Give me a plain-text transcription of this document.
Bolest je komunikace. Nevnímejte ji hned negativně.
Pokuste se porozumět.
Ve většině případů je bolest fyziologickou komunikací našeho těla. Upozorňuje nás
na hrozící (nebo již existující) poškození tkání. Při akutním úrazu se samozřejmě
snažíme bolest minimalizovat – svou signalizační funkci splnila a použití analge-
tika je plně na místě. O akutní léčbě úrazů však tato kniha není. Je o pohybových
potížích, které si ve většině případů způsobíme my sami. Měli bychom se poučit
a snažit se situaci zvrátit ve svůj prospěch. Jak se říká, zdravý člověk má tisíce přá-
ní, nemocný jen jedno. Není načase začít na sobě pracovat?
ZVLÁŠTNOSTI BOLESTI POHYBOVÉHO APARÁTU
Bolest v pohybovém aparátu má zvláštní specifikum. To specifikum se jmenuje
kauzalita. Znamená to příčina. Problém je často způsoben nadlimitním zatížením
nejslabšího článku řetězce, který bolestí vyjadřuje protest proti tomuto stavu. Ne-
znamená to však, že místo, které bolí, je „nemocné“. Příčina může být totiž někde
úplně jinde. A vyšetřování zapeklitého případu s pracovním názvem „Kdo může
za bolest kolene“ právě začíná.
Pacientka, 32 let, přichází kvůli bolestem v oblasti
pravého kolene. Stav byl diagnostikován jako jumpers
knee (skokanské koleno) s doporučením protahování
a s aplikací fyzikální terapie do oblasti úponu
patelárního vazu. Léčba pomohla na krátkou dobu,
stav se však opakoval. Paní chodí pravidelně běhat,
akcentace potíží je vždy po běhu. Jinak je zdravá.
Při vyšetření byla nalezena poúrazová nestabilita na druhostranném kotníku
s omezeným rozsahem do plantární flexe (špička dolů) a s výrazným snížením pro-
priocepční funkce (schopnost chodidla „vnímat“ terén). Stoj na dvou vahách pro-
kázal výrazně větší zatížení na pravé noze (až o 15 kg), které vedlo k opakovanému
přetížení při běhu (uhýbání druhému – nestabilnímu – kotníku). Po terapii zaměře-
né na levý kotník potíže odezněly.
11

_ _ _ _ _ _ _

▸ **TO BE DONE**:
Above are some records; repeat all of them exactly.

▸ **ANSWER TO THIS PROBLEM**:
Give me a plain-text transcription of this document.
Bolest je komunikace. Nevnímejte ji hned negativně.
Pokuste se porozumět.
Ve většině případů je bolest fyziologickou komunikací našeho těla. Upozorňuje nás
na hrozící (nebo již existující) poškození tkání. Při akutním úrazu se samozřejmě
snažíme bolest minimalizovat – svou signalizační funkci splnila a použití analge-
tika je plně na místě. O akutní léčbě úrazů však tato kniha není. Je o pohybových
potížích, které si ve většině případů způsobíme my sami. Měli bychom se poučit
a snažit se situaci zvrátit ve svůj prospěch. Jak se říká, zdravý člověk má tisíce přá-
ní, nemocný jen jedno. Není načase začít na sobě pracovat?
ZVLÁŠTNOSTI BOLESTI POHYBOVÉHO APARÁTU
Bolest v pohybovém aparátu má zvláštní specifikum. To specifikum se jmenuje
kauzalita. Znamená to příčina. Problém je často způsoben nadlimitním zatížením
nejslabšího článku řetězce, který bolestí vyjadřuje protest proti tomuto stavu. Ne-
znamená to však, že místo, které bolí, je „nemocné“. Příčina může být totiž někde
úplně jinde. A vyšetřování zapeklitého případu s pracovním názvem „Kdo může
za bolest kolene“ právě začíná.
Pacientka, 32 let, přichází kvůli bolestem v oblasti
pravého kolene. Stav byl diagnostikován jako jumpers
knee (skokanské koleno) s doporučením protahování
a s aplikací fyzikální terapie do oblasti úponu
patelárního vazu. Léčba pomohla na krátkou dobu,
stav se však opakoval. Paní chodí pravidelně běhat,
akcentace potíží je vždy po běhu. Jinak je zdravá.
Při vyšetření byla nalezena poúrazová nestabilita na druhostranném kotníku
s omezeným rozsahem do plantární flexe (špička dolů) a s výrazným snížením pro-
priocepční funkce (schopnost chodidla „vnímat“ terén). Stoj na dvou vahách pro-
kázal výrazně větší zatížení na pravé noze (až o 15 kg), které vedlo k opakovanému
přetížení při běhu (uhýbání druhému – nestabilnímu – kotníku). Po terapii zaměře-
né na levý kotník potíže odezněly.
11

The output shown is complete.